*Short task:*
Check every line below for the word "document" and copy each one that has it.

[Start Extracted information]

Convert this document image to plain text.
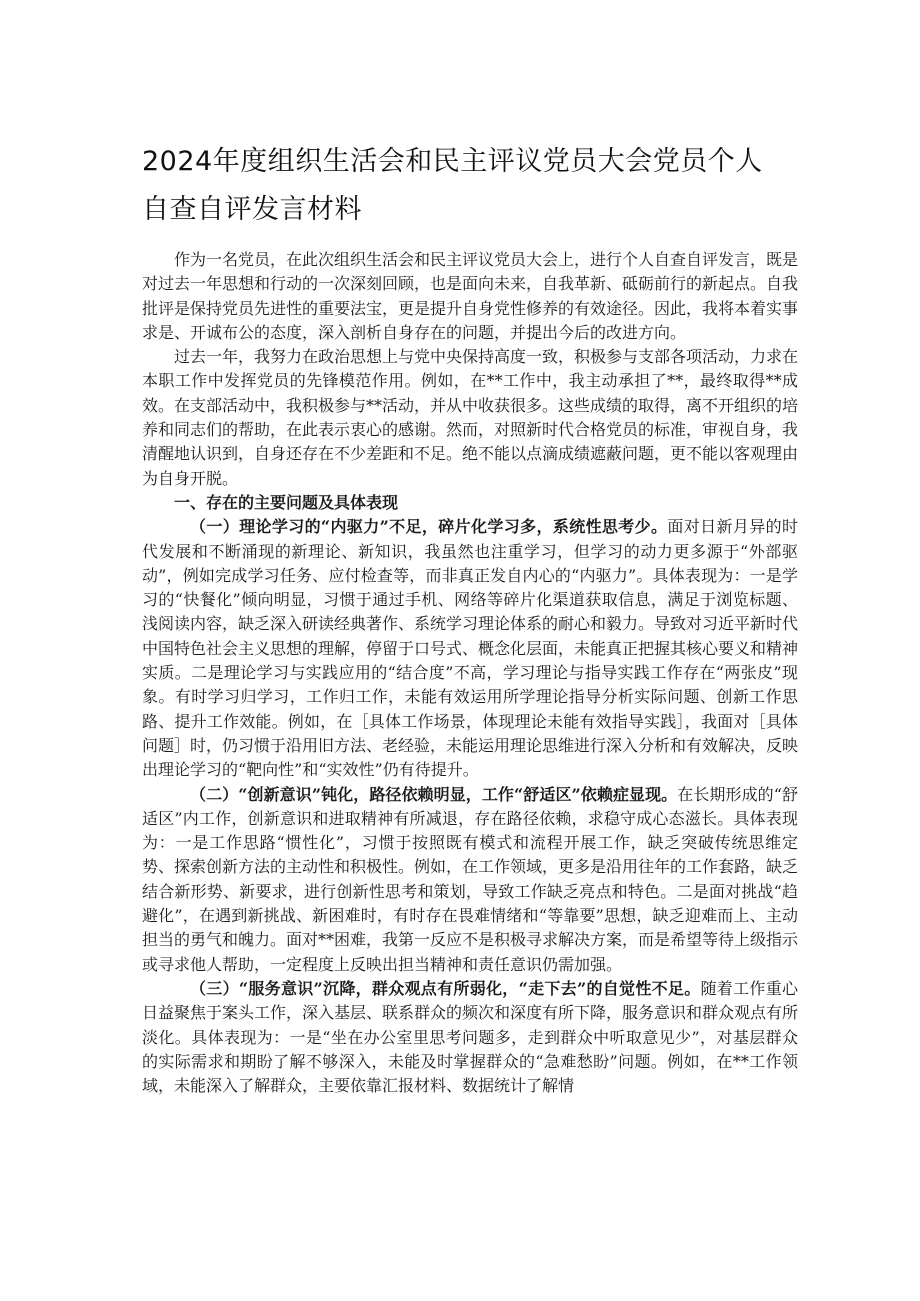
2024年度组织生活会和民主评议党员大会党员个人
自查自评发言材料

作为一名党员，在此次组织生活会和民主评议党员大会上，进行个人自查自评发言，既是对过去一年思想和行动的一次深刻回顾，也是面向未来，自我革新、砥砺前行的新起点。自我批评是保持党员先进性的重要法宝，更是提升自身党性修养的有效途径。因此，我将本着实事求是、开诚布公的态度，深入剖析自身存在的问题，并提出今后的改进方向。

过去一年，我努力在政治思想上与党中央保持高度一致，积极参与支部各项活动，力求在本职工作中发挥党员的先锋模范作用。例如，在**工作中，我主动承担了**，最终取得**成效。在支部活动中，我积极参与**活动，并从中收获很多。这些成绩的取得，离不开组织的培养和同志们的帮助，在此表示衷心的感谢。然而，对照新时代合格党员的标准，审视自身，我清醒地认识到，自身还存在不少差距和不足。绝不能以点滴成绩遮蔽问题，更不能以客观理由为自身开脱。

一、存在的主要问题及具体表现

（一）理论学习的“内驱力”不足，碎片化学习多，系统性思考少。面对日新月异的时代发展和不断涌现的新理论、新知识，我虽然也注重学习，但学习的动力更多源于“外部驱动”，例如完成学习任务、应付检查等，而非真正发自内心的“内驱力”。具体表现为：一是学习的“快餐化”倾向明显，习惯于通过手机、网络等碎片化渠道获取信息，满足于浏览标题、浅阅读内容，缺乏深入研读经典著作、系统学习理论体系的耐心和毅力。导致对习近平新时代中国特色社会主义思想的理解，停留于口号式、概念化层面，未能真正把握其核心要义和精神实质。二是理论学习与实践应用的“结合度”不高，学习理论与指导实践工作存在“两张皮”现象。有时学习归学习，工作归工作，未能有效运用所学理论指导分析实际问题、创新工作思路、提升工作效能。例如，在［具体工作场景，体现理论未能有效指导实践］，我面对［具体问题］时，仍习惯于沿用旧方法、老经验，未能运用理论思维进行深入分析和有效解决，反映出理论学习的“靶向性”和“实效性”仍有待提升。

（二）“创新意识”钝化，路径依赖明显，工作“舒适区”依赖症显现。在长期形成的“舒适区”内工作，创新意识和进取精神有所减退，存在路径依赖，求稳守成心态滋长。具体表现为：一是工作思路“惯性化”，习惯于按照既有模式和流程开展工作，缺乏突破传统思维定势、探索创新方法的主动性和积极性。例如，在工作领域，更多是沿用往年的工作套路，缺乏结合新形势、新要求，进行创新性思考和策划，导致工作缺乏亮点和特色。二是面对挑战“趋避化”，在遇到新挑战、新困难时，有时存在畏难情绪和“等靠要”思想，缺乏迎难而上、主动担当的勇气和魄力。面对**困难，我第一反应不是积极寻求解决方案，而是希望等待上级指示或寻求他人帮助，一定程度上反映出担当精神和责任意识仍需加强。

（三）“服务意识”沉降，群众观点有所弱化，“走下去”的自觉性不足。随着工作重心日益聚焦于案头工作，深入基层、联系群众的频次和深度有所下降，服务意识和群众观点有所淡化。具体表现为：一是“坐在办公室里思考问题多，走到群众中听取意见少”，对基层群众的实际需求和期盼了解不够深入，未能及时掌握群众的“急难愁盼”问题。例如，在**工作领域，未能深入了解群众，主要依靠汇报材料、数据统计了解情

[End Extracted information]
[Start Extracted information]

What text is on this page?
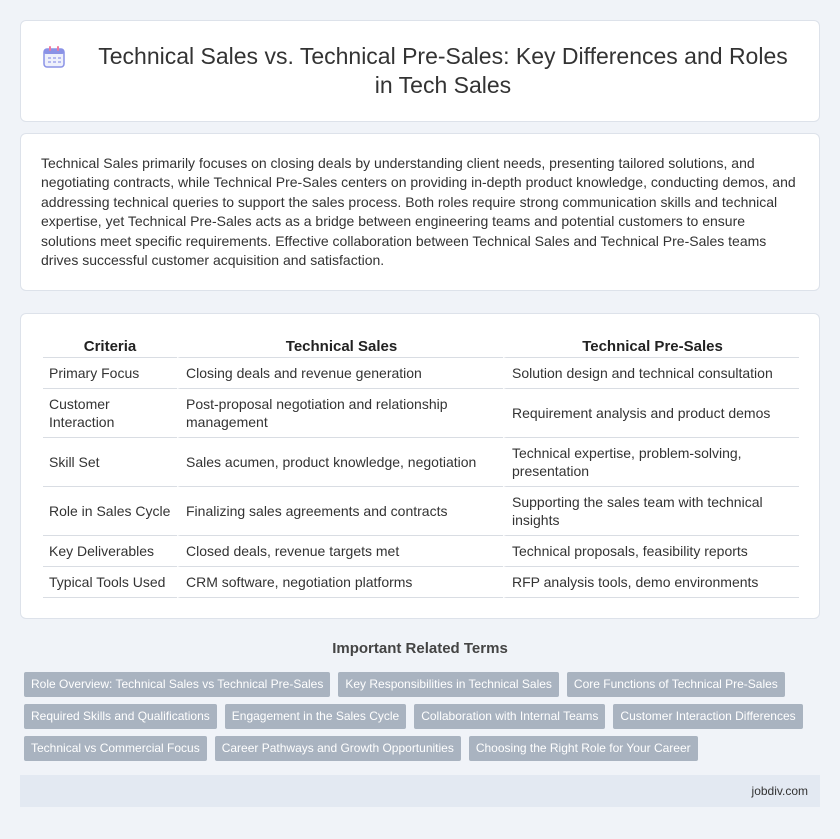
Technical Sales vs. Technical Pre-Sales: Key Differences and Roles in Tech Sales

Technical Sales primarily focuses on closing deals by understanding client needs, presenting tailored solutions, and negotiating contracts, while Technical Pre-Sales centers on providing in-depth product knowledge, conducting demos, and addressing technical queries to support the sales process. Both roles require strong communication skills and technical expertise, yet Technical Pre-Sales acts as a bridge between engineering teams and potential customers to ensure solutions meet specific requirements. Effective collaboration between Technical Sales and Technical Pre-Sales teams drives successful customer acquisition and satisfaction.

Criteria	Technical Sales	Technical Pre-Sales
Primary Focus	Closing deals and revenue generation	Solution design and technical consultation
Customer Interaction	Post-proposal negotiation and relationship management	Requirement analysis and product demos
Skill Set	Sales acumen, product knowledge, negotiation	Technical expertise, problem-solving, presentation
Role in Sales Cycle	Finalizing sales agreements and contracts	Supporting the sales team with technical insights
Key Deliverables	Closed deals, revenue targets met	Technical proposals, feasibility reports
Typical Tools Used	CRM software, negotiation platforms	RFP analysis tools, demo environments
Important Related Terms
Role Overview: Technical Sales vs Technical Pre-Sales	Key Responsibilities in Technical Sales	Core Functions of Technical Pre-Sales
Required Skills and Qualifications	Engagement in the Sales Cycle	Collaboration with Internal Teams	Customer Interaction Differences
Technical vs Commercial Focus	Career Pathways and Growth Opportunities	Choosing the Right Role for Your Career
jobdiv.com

[End Extracted information]
[Start Extracted information]

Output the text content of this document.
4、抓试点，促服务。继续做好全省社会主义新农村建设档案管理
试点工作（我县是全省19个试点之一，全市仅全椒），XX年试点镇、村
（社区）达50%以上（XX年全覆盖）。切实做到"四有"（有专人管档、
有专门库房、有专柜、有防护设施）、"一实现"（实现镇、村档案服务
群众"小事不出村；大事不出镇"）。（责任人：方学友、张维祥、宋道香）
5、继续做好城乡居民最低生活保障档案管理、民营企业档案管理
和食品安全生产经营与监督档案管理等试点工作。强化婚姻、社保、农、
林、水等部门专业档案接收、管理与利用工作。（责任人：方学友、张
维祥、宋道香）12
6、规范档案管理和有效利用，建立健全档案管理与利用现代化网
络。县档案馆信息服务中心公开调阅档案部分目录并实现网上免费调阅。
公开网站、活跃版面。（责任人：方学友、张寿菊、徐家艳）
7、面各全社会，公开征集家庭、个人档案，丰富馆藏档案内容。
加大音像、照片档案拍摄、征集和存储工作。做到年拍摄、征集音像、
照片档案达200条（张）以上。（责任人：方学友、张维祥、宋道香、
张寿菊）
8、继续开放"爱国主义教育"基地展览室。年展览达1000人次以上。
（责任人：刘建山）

[End Extracted information]

*Answer to this problem:*
Convert this document image to plain text.
Output the text content of this document.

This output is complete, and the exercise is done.